▶ [Records for processing]:
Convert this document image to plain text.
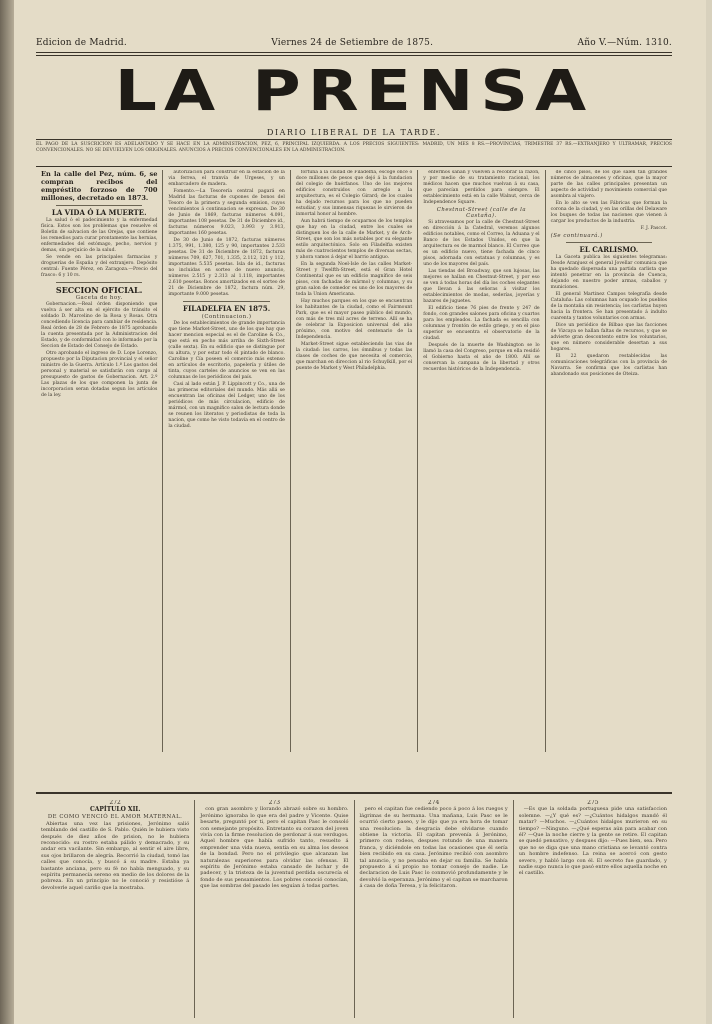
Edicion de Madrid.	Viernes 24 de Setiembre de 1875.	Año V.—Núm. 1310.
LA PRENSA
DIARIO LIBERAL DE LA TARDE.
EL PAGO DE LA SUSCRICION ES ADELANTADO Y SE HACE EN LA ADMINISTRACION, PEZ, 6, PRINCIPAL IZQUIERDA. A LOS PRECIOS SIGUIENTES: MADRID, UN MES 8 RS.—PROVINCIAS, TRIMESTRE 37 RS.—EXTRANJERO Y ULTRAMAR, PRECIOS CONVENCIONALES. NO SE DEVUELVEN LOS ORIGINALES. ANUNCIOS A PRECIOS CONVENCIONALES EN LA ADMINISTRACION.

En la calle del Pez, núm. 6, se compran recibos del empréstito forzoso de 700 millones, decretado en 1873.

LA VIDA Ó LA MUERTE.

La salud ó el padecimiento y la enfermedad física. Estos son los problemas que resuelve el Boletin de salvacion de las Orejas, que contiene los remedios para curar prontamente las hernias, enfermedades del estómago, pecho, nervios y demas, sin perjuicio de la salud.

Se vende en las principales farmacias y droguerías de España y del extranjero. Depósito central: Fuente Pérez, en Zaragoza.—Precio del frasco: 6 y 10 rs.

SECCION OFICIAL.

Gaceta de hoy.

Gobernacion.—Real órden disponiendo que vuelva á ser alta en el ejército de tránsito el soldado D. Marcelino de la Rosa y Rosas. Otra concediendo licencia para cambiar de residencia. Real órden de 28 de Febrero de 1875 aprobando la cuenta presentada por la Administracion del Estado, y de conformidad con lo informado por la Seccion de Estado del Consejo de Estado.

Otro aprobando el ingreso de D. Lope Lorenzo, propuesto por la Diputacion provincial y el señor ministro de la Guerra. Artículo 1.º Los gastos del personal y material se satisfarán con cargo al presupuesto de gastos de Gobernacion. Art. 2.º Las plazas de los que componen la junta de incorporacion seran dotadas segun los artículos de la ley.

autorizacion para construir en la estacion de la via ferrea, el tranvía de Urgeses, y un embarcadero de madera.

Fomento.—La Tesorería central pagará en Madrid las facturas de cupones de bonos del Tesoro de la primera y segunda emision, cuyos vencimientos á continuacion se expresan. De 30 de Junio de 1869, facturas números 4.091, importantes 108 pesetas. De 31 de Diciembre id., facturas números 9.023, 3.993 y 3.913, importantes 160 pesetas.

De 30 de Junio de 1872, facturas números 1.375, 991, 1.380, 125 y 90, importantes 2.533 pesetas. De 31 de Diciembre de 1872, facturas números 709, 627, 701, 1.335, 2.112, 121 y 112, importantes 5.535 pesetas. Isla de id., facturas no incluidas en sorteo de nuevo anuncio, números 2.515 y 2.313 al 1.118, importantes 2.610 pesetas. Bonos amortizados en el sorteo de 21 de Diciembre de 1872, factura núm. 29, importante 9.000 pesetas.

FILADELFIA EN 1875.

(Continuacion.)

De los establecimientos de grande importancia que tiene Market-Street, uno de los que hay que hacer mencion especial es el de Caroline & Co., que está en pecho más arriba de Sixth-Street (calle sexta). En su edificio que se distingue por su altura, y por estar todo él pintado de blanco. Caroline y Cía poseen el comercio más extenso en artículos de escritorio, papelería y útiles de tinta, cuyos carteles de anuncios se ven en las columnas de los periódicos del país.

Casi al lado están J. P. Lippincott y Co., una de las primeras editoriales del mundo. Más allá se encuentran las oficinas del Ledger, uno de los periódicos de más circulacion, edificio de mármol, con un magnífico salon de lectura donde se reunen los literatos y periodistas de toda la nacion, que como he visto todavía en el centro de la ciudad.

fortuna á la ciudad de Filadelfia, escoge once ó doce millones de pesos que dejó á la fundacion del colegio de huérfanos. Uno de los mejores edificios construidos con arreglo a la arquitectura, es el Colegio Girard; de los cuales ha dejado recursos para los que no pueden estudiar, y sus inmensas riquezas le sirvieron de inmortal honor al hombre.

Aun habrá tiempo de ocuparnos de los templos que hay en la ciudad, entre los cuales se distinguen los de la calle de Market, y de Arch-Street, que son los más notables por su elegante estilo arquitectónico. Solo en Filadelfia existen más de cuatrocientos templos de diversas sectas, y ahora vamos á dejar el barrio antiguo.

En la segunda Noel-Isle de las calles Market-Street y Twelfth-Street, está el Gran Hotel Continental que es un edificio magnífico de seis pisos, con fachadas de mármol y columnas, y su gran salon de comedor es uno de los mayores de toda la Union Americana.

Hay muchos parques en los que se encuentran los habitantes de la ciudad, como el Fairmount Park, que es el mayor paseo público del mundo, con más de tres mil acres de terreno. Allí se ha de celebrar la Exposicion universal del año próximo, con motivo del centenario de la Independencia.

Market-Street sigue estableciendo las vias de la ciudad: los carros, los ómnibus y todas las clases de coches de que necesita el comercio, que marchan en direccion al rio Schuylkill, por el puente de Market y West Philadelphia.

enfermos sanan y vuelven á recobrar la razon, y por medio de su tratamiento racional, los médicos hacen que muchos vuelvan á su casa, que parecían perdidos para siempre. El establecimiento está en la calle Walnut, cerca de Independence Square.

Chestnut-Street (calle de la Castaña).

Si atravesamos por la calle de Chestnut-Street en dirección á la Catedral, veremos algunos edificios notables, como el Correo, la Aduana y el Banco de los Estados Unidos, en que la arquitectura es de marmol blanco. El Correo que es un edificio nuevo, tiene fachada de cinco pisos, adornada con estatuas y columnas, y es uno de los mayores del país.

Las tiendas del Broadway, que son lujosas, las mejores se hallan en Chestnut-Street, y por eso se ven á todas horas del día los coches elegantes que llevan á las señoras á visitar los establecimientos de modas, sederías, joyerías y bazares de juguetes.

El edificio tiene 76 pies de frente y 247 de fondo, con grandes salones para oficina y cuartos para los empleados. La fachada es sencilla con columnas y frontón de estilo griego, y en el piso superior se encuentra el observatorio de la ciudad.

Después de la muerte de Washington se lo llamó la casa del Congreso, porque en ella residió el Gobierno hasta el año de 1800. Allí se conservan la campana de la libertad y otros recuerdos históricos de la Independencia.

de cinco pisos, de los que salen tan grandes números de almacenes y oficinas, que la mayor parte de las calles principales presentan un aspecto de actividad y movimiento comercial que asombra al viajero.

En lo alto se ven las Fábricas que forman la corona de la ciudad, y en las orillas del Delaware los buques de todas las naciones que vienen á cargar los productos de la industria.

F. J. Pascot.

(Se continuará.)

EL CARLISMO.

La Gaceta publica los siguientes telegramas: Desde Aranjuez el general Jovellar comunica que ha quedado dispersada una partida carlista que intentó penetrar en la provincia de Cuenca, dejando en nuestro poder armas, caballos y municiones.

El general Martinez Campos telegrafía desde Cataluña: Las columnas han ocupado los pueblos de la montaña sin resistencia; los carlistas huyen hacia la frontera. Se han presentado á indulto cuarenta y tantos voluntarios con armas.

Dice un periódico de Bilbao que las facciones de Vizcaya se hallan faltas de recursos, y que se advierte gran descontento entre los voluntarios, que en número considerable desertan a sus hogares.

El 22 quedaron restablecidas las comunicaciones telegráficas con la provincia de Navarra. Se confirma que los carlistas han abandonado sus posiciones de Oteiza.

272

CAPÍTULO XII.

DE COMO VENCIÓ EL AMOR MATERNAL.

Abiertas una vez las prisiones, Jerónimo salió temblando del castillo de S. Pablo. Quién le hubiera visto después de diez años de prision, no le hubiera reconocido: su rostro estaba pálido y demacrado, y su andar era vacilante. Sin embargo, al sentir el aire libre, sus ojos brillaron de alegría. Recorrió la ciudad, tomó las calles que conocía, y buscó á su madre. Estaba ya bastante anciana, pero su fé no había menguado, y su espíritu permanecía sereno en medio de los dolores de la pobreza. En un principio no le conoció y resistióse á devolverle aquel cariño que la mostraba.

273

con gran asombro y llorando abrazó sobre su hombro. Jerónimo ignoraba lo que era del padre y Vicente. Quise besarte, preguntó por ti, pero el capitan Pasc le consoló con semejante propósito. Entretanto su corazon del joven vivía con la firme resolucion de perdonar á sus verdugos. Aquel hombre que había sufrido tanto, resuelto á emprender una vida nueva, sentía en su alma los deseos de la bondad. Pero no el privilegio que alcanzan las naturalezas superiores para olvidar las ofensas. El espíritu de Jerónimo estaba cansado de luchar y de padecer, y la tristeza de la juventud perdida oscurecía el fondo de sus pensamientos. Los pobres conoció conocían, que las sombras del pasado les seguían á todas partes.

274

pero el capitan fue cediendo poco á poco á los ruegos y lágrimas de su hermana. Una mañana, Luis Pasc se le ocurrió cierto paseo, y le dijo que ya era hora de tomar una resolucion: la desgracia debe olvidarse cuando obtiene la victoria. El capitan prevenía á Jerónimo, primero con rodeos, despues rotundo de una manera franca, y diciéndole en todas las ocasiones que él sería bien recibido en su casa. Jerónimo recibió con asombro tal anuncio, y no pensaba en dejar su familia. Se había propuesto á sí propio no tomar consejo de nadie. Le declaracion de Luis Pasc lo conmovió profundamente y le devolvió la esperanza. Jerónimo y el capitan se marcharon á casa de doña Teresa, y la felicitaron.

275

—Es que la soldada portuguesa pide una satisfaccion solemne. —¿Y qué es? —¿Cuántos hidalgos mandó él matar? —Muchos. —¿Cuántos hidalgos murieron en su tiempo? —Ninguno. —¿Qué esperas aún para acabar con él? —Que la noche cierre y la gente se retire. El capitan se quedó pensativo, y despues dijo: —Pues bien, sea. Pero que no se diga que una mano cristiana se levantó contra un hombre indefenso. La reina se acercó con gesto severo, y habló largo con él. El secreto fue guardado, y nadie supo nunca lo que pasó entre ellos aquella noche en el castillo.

...

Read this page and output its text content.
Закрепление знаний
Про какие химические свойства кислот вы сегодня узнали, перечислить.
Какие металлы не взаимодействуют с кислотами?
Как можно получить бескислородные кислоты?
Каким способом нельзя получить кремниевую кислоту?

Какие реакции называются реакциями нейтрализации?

▶ [Exercise instructions]:
Provide only the count of lines in the data above that include the string "voluntarios".

▶ [Response to the exercise]:
2